Wherever the word "source" appears in the entries, copy the whole line.

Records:

* * * * * * *

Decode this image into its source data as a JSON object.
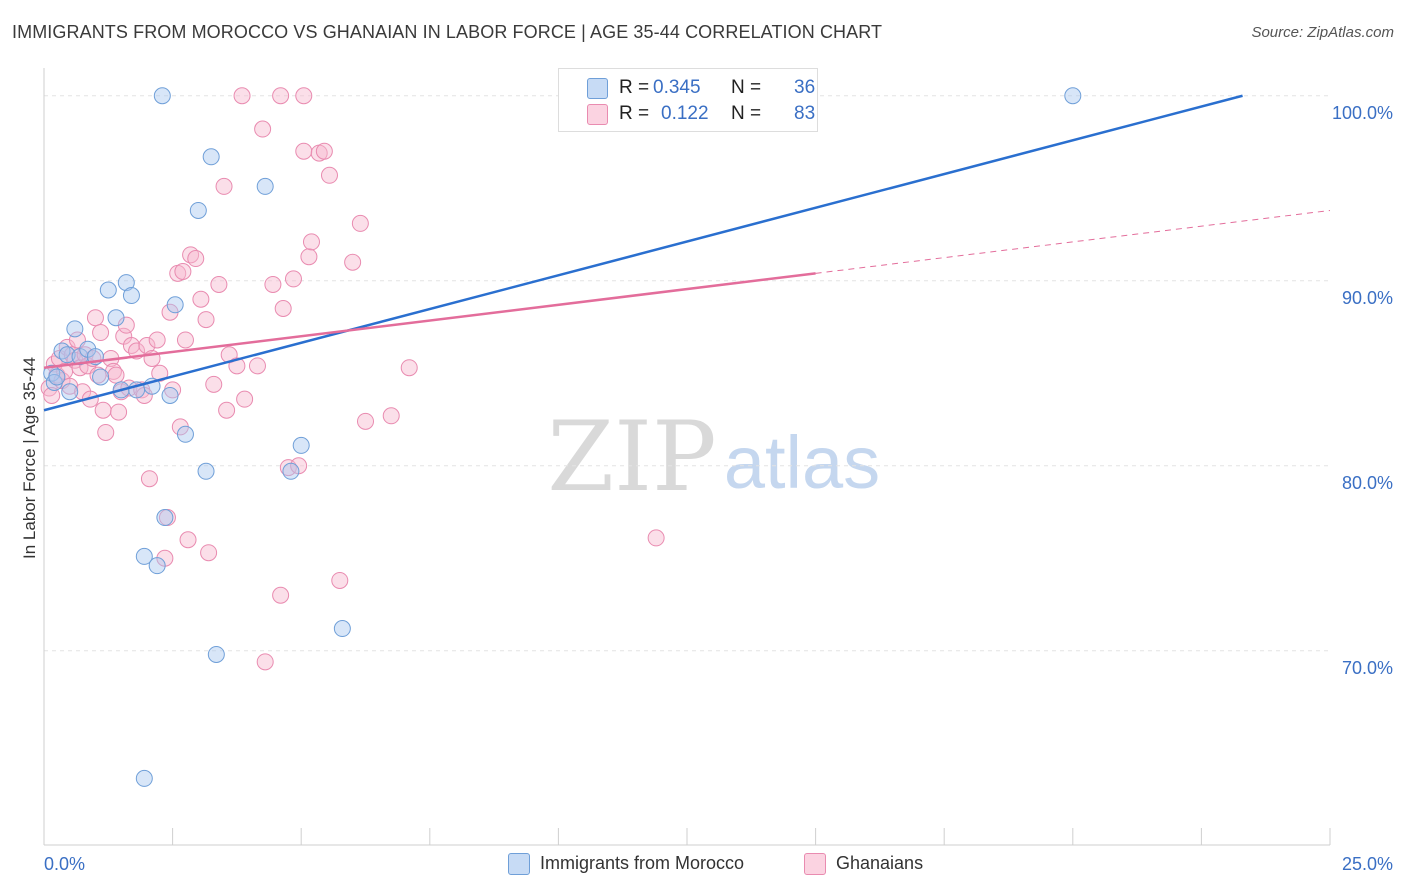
{
  "title": "IMMIGRANTS FROM MOROCCO VS GHANAIAN IN LABOR FORCE | AGE 35-44 CORRELATION CHART",
  "source": "Source: ZipAtlas.com",
  "watermark": {
    "zip": "ZIP",
    "atlas": "atlas"
  },
  "legend": {
    "rows": [
      {
        "r_label": "R =",
        "r_value": "0.345",
        "n_label": "N =",
        "n_value": "36"
      },
      {
        "r_label": "R =",
        "r_value": "0.122",
        "n_label": "N =",
        "n_value": "83"
      }
    ]
  },
  "colors": {
    "blue_fill": "#a9c8f0",
    "blue_stroke": "#6f9fd8",
    "blue_line": "#2a6fcf",
    "pink_fill": "#f7b9cf",
    "pink_stroke": "#e98bb0",
    "pink_line": "#e36d9b",
    "axis_text": "#3a6fc4",
    "grid": "#e4e4e4"
  },
  "chart_data": {
    "type": "scatter",
    "title": "IMMIGRANTS FROM MOROCCO VS GHANAIAN IN LABOR FORCE | AGE 35-44 CORRELATION CHART",
    "xlabel": "",
    "ylabel": "In Labor Force | Age 35-44",
    "xlim": [
      0,
      25
    ],
    "ylim": [
      59.5,
      101.5
    ],
    "x_tick_labels": [
      "0.0%",
      "25.0%"
    ],
    "y_ticks": [
      {
        "value": 70,
        "label": "70.0%"
      },
      {
        "value": 80,
        "label": "80.0%"
      },
      {
        "value": 90,
        "label": "90.0%"
      },
      {
        "value": 100,
        "label": "100.0%"
      }
    ],
    "grid": true,
    "legend_position": "top-center",
    "series": [
      {
        "name": "Immigrants from Morocco",
        "color": "#a9c8f0",
        "r": 0.345,
        "n": 36,
        "trend": {
          "x": [
            0,
            23.3
          ],
          "y": [
            83.0,
            100.0
          ],
          "style": "solid"
        },
        "points": [
          [
            0.15,
            85.0
          ],
          [
            0.2,
            84.5
          ],
          [
            0.25,
            84.8
          ],
          [
            0.35,
            86.2
          ],
          [
            0.45,
            86.0
          ],
          [
            0.6,
            87.4
          ],
          [
            0.7,
            85.9
          ],
          [
            0.85,
            86.3
          ],
          [
            1.0,
            85.9
          ],
          [
            1.1,
            84.8
          ],
          [
            1.25,
            89.5
          ],
          [
            1.4,
            88.0
          ],
          [
            1.5,
            84.1
          ],
          [
            1.6,
            89.9
          ],
          [
            1.7,
            89.2
          ],
          [
            1.8,
            84.1
          ],
          [
            1.95,
            75.1
          ],
          [
            2.1,
            84.3
          ],
          [
            2.2,
            74.6
          ],
          [
            2.3,
            100.0
          ],
          [
            2.35,
            77.2
          ],
          [
            2.45,
            83.8
          ],
          [
            2.55,
            88.7
          ],
          [
            2.75,
            81.7
          ],
          [
            3.0,
            93.8
          ],
          [
            3.15,
            79.7
          ],
          [
            3.25,
            96.7
          ],
          [
            3.35,
            69.8
          ],
          [
            4.3,
            95.1
          ],
          [
            4.8,
            79.7
          ],
          [
            5.0,
            81.1
          ],
          [
            5.8,
            71.2
          ],
          [
            1.95,
            63.1
          ],
          [
            14.5,
            100.0
          ],
          [
            20.0,
            100.0
          ],
          [
            0.5,
            84.0
          ]
        ]
      },
      {
        "name": "Ghanaians",
        "color": "#f7b9cf",
        "r": 0.122,
        "n": 83,
        "trend": {
          "x": [
            0,
            15
          ],
          "y": [
            85.3,
            90.4
          ],
          "style": "solid",
          "dashed_extension": {
            "x": [
              15,
              25
            ],
            "y": [
              90.4,
              93.8
            ]
          }
        },
        "points": [
          [
            0.1,
            84.2
          ],
          [
            0.15,
            83.8
          ],
          [
            0.2,
            85.5
          ],
          [
            0.25,
            84.9
          ],
          [
            0.3,
            85.8
          ],
          [
            0.35,
            84.6
          ],
          [
            0.4,
            85.1
          ],
          [
            0.45,
            86.4
          ],
          [
            0.5,
            84.3
          ],
          [
            0.55,
            86.0
          ],
          [
            0.6,
            85.7
          ],
          [
            0.65,
            86.8
          ],
          [
            0.7,
            85.3
          ],
          [
            0.75,
            84.0
          ],
          [
            0.8,
            86.0
          ],
          [
            0.85,
            85.4
          ],
          [
            0.9,
            83.6
          ],
          [
            0.95,
            85.8
          ],
          [
            1.0,
            88.0
          ],
          [
            1.05,
            84.9
          ],
          [
            1.1,
            87.2
          ],
          [
            1.15,
            83.0
          ],
          [
            1.2,
            81.8
          ],
          [
            1.3,
            85.8
          ],
          [
            1.35,
            85.1
          ],
          [
            1.4,
            84.9
          ],
          [
            1.45,
            82.9
          ],
          [
            1.5,
            84.0
          ],
          [
            1.55,
            87.0
          ],
          [
            1.6,
            87.6
          ],
          [
            1.65,
            84.2
          ],
          [
            1.7,
            86.5
          ],
          [
            1.8,
            86.2
          ],
          [
            1.9,
            84.1
          ],
          [
            1.95,
            83.8
          ],
          [
            2.0,
            86.5
          ],
          [
            2.05,
            79.3
          ],
          [
            2.1,
            85.8
          ],
          [
            2.2,
            86.8
          ],
          [
            2.25,
            85.0
          ],
          [
            2.35,
            75.0
          ],
          [
            2.4,
            77.2
          ],
          [
            2.45,
            88.3
          ],
          [
            2.5,
            84.1
          ],
          [
            2.6,
            90.4
          ],
          [
            2.65,
            82.1
          ],
          [
            2.7,
            90.5
          ],
          [
            2.75,
            86.8
          ],
          [
            2.8,
            76.0
          ],
          [
            2.85,
            91.4
          ],
          [
            2.95,
            91.2
          ],
          [
            3.05,
            89.0
          ],
          [
            3.15,
            87.9
          ],
          [
            3.2,
            75.3
          ],
          [
            3.3,
            84.4
          ],
          [
            3.4,
            89.8
          ],
          [
            3.5,
            95.1
          ],
          [
            3.55,
            83.0
          ],
          [
            3.6,
            86.0
          ],
          [
            3.75,
            85.4
          ],
          [
            3.85,
            100.0
          ],
          [
            3.9,
            83.6
          ],
          [
            4.15,
            85.4
          ],
          [
            4.25,
            98.2
          ],
          [
            4.3,
            69.4
          ],
          [
            4.45,
            89.8
          ],
          [
            4.6,
            73.0
          ],
          [
            4.65,
            88.5
          ],
          [
            4.75,
            79.9
          ],
          [
            4.85,
            90.1
          ],
          [
            4.95,
            80.0
          ],
          [
            5.05,
            97.0
          ],
          [
            5.15,
            91.3
          ],
          [
            5.2,
            92.1
          ],
          [
            5.35,
            96.9
          ],
          [
            5.45,
            97.0
          ],
          [
            5.55,
            95.7
          ],
          [
            5.75,
            73.8
          ],
          [
            6.0,
            91.0
          ],
          [
            6.15,
            93.1
          ],
          [
            6.25,
            82.4
          ],
          [
            6.75,
            82.7
          ],
          [
            7.1,
            85.3
          ]
        ],
        "extra_points": [
          [
            4.6,
            100.0
          ],
          [
            5.05,
            100.0
          ],
          [
            11.9,
            76.1
          ]
        ]
      }
    ]
  },
  "bottom_legend": [
    {
      "label": "Immigrants from Morocco"
    },
    {
      "label": "Ghanaians"
    }
  ]
}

* * * * * * *

| Exercise answer |
Decode this image into its source data as a JSON object.
  "source": "Source: ZipAtlas.com",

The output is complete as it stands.